(Figure dataset records)
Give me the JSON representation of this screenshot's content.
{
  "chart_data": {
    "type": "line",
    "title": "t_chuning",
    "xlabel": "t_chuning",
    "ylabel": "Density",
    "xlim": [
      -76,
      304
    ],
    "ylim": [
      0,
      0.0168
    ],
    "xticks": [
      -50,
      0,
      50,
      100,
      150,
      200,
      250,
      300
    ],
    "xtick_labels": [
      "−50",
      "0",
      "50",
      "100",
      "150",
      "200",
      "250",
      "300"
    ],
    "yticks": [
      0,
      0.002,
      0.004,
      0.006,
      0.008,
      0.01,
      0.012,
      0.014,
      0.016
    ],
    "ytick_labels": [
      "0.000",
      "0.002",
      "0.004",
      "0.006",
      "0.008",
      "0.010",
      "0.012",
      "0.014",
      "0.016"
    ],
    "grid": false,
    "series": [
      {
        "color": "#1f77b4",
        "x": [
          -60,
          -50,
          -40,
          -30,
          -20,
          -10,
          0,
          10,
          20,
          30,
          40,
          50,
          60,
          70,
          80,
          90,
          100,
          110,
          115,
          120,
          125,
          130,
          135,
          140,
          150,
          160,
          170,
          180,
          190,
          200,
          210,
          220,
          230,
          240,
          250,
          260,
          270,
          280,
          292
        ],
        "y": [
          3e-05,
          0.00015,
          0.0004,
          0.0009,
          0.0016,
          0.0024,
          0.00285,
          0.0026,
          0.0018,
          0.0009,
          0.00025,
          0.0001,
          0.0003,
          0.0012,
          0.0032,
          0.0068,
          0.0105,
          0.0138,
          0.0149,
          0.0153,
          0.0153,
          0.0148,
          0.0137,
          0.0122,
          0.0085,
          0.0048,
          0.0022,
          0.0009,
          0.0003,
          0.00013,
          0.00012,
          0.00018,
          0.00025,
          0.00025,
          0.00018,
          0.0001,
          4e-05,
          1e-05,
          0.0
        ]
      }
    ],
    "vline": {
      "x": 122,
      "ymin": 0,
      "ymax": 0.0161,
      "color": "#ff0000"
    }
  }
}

Short problem: Set all of the entries down again, exactly as they were given.

Exercise result:
Give me the JSON representation of this screenshot's content.
{
  "chart_data": {
    "type": "line",
    "title": "t_chuning",
    "xlabel": "t_chuning",
    "ylabel": "Density",
    "xlim": [
      -76,
      304
    ],
    "ylim": [
      0,
      0.0168
    ],
    "xticks": [
      -50,
      0,
      50,
      100,
      150,
      200,
      250,
      300
    ],
    "xtick_labels": [
      "−50",
      "0",
      "50",
      "100",
      "150",
      "200",
      "250",
      "300"
    ],
    "yticks": [
      0,
      0.002,
      0.004,
      0.006,
      0.008,
      0.01,
      0.012,
      0.014,
      0.016
    ],
    "ytick_labels": [
      "0.000",
      "0.002",
      "0.004",
      "0.006",
      "0.008",
      "0.010",
      "0.012",
      "0.014",
      "0.016"
    ],
    "grid": false,
    "series": [
      {
        "color": "#1f77b4",
        "x": [
          -60,
          -50,
          -40,
          -30,
          -20,
          -10,
          0,
          10,
          20,
          30,
          40,
          50,
          60,
          70,
          80,
          90,
          100,
          110,
          115,
          120,
          125,
          130,
          135,
          140,
          150,
          160,
          170,
          180,
          190,
          200,
          210,
          220,
          230,
          240,
          250,
          260,
          270,
          280,
          292
        ],
        "y": [
          3e-05,
          0.00015,
          0.0004,
          0.0009,
          0.0016,
          0.0024,
          0.00285,
          0.0026,
          0.0018,
          0.0009,
          0.00025,
          0.0001,
          0.0003,
          0.0012,
          0.0032,
          0.0068,
          0.0105,
          0.0138,
          0.0149,
          0.0153,
          0.0153,
          0.0148,
          0.0137,
          0.0122,
          0.0085,
          0.0048,
          0.0022,
          0.0009,
          0.0003,
          0.00013,
          0.00012,
          0.00018,
          0.00025,
          0.00025,
          0.00018,
          0.0001,
          4e-05,
          1e-05,
          0.0
        ]
      }
    ],
    "vline": {
      "x": 122,
      "ymin": 0,
      "ymax": 0.0161,
      "color": "#ff0000"
    }
  }
}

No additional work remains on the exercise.